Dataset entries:
★ ★ ★

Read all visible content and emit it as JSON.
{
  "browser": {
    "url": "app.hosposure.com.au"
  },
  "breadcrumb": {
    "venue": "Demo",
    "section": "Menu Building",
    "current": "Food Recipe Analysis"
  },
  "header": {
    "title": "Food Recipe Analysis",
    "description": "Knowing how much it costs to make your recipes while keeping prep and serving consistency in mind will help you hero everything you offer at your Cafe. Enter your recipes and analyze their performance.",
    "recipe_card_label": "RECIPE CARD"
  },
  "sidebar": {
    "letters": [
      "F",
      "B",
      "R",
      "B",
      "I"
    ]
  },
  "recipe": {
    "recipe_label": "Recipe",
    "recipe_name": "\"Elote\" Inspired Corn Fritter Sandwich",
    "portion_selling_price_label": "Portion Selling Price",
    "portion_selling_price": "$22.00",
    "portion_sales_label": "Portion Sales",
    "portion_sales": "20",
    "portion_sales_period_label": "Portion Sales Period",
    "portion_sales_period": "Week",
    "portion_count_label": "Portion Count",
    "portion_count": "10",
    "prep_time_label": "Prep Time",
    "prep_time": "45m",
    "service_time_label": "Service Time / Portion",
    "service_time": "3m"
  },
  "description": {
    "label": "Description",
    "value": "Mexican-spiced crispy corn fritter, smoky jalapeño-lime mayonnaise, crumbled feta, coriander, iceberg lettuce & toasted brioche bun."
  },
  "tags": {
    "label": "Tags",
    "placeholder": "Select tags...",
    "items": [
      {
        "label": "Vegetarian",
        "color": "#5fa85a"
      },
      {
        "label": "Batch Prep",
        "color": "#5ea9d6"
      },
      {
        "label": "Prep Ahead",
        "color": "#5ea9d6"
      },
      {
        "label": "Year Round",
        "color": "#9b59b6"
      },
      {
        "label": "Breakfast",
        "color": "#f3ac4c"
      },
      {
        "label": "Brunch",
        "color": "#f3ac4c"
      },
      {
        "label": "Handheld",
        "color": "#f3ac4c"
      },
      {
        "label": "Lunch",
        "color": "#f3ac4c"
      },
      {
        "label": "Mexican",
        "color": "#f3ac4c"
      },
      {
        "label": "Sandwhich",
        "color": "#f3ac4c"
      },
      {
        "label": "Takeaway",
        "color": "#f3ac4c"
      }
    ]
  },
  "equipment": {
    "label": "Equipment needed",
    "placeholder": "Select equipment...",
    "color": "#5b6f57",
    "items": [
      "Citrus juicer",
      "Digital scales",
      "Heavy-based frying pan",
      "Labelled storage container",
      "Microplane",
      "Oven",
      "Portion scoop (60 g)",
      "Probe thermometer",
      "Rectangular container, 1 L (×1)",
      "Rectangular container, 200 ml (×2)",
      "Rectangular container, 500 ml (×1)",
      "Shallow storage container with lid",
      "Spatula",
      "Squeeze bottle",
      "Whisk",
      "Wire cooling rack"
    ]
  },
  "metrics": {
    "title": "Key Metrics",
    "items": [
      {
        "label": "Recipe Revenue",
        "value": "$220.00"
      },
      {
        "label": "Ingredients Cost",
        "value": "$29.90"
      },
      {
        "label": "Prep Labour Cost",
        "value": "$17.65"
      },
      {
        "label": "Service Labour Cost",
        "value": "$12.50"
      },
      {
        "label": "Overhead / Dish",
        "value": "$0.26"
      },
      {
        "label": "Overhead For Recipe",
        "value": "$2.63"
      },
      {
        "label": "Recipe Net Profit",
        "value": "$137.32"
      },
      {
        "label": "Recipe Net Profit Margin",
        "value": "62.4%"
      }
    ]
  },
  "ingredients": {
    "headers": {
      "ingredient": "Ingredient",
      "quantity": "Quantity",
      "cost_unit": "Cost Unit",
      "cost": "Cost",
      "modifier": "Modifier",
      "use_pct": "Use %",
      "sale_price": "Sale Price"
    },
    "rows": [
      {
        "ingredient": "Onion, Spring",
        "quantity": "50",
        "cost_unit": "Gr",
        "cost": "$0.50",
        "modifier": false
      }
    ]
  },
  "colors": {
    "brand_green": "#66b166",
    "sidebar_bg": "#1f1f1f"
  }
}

★ ★ ★

- [TASK TO CARRY OUT] Only the count is wanted: report how many lines of the material above hold the word "Profit".

- [EXERCISE OUTPUT] 2